═════ Quoted passage ═════

Under then-studio chairman Stacey Snider, Universal tried to put the brakes on "American Gangster," which Snider deemed too risky and dark. But when she left the studio to head DreamWorks, Imagine Entertainment producer Brian Grazer exercised his leverage to get the project back on track with new director Ridley Scott and stars Crowe and Denzel Washington, who both command serious slices of the backend pie. It was not the time for Universal to say no to their key supplier, Grazer.
20th Century Fox co-chairmen Jim Gianopulos and Tom Rothman have earned especially strong reputations as tough dealmakers. If a movie doesn't get made with one star, they figure, they'll do it with someone else. Although Fox had backed Baz Luhrmann through "Romeo + Juliet" and "Moulin Rouge," the studio walked away from his too-ambitious "Alexander." When Crowe became persnickety about the script for Luhrmann's next project, an untitled adventure set in the Australian outback, the studio chiefs replaced him with his less expensive compatriot, their "X-Men" star Hugh Jackman. And after Gianapulos and Rothman couldn't slim down the $112 million budget on A-lister Jay Roach's comedy "Used Guys," which was to star Ben Stiller and Jim Carrey, they killed the movie.

═════ Entries shown ═════

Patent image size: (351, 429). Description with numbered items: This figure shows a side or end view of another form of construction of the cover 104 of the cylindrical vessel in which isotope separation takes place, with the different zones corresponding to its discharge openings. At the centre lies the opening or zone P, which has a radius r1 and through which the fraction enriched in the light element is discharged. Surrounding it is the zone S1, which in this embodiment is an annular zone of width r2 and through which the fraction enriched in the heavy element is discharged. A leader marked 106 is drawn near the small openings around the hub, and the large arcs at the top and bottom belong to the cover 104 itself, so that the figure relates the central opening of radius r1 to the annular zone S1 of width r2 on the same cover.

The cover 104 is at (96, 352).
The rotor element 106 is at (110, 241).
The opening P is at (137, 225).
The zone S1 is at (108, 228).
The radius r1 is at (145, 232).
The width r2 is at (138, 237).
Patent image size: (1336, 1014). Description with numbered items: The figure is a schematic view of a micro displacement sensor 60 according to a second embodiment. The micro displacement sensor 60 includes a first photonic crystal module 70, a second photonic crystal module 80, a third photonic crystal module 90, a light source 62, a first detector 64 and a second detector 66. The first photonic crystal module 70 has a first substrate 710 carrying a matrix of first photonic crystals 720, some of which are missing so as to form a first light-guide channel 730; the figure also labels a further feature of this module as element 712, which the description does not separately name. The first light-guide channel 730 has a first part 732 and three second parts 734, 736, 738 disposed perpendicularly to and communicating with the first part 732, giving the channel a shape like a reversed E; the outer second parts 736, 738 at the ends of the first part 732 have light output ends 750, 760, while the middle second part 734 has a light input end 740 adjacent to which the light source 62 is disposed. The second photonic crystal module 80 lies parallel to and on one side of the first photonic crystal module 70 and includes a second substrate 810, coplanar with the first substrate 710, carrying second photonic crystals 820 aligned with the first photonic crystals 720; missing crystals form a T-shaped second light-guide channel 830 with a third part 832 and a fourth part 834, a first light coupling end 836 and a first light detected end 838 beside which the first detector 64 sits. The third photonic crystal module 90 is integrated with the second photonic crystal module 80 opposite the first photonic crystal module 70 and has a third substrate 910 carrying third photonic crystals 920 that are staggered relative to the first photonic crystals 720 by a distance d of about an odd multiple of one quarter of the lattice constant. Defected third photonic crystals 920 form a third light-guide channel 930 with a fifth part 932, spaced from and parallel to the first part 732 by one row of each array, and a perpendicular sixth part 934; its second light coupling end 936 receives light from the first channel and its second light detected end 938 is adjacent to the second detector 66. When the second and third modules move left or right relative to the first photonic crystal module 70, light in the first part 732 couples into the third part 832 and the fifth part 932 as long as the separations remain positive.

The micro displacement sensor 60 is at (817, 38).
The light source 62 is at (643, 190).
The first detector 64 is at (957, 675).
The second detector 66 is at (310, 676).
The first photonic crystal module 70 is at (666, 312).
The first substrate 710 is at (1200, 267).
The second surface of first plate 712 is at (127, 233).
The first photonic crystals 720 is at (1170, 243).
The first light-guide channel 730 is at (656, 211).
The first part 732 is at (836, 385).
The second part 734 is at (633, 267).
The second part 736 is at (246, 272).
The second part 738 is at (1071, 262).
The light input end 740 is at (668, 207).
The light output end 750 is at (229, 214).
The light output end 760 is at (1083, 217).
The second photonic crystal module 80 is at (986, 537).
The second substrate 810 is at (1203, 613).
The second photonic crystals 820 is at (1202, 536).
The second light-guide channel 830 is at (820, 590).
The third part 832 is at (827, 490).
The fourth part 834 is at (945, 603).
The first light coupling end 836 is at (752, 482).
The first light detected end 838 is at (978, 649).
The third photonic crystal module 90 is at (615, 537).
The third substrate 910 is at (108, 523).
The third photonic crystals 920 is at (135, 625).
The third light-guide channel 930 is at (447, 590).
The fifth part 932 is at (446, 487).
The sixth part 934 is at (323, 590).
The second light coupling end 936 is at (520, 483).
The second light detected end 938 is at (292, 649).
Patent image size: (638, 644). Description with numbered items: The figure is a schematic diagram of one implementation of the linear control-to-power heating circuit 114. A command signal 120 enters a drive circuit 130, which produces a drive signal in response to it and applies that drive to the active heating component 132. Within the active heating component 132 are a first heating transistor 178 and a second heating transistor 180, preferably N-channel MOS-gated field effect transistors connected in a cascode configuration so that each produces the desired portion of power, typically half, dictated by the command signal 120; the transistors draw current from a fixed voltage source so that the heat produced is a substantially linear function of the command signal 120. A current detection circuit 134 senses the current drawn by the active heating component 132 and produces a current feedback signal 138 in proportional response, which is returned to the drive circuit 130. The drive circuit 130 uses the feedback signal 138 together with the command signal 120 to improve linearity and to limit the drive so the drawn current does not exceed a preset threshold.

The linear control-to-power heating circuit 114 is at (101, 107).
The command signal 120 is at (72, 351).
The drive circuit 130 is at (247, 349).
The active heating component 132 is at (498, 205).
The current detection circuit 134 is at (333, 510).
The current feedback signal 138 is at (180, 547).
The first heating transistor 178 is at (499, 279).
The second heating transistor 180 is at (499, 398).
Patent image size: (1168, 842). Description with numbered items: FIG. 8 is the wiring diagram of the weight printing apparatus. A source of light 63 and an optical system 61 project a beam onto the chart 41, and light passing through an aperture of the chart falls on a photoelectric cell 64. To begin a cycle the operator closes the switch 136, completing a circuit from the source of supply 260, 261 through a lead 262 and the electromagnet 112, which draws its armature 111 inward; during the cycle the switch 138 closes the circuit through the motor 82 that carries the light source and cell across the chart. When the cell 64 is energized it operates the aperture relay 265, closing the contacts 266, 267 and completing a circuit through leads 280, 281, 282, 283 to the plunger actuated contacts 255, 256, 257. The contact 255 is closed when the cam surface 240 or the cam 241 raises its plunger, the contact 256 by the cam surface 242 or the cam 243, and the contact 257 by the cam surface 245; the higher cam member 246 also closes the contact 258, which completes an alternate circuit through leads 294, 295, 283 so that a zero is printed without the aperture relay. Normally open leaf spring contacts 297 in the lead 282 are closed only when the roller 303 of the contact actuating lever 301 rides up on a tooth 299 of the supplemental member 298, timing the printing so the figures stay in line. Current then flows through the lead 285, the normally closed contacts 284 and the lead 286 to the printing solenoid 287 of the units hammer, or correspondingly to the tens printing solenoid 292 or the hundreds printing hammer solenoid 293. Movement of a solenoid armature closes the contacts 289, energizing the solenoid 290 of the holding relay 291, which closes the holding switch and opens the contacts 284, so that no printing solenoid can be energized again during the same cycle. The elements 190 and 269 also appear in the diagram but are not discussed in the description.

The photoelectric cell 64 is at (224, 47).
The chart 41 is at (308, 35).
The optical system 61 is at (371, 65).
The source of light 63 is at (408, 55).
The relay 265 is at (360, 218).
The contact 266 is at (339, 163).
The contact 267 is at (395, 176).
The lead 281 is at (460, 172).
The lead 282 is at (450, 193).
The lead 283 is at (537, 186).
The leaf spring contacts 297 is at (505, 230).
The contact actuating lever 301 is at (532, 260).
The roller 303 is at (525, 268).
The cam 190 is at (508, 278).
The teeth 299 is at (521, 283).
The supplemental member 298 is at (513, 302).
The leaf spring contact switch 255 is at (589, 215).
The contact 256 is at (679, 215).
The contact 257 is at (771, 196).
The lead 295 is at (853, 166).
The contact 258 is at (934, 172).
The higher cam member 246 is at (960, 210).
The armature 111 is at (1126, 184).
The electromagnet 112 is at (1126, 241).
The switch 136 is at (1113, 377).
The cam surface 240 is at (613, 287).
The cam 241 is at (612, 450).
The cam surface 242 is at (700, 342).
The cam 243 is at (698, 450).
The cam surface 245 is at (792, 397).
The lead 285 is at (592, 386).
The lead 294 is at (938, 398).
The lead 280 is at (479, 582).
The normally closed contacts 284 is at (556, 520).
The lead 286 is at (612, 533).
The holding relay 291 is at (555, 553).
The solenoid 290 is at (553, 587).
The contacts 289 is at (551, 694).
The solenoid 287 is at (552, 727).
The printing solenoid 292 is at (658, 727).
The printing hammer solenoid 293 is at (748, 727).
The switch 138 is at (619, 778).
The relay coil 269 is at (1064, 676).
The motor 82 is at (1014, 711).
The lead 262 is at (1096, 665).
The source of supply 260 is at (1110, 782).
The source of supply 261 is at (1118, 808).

═════

Work order 1 - Repeat the part of the film studio passage that opens with the words containing "Under then-studio chairman" and closes with "key supplier, Grazer.".
Work order 2 - Go on with the film studio passage from where it stops.

Exercise output 1 -
Under then-studio chairman Stacey Snider, Universal tried to put the brakes on "American Gangster," which Snider deemed too risky and dark. But when she left the studio to head DreamWorks, Imagine Entertainment producer Brian Grazer exercised his leverage to get the project back on track with new director Ridley Scott and stars Crowe and Denzel Washington, who both command serious slices of the backend pie. It was not the time for Universal to say no to their key supplier, Grazer.

Exercise output 2 -
Within a few weeks, Carrey's next planned starring role, as adventurer Robert Ripley in "Believe It or Not," went south at Paramount -- at least for the moment. Tim Burton, who was to direct "Believe," is now discussing adapting Stephen Sondheim's musical "Sweeney Todd" into a film, with Johnny Depp -- with whom he scored in "Charlie and the Chocolate Factory" -- starring. And now Carrey doesn't know what his next film is going to be. It's ironic since many in Hollywood lay the blame for the industry's economic woes on Carrey's record-breaking payday on Columbia's 1996 comedy "The Cable Guy," which was $20 million against 20% of the gross. The ripple effect over the next 10 years was massive as all the top stars demanded the same rate (or more), and the top directors who could wrangle major stars and budgets moved into the range of $10 million vs. 10% of the gross (or more).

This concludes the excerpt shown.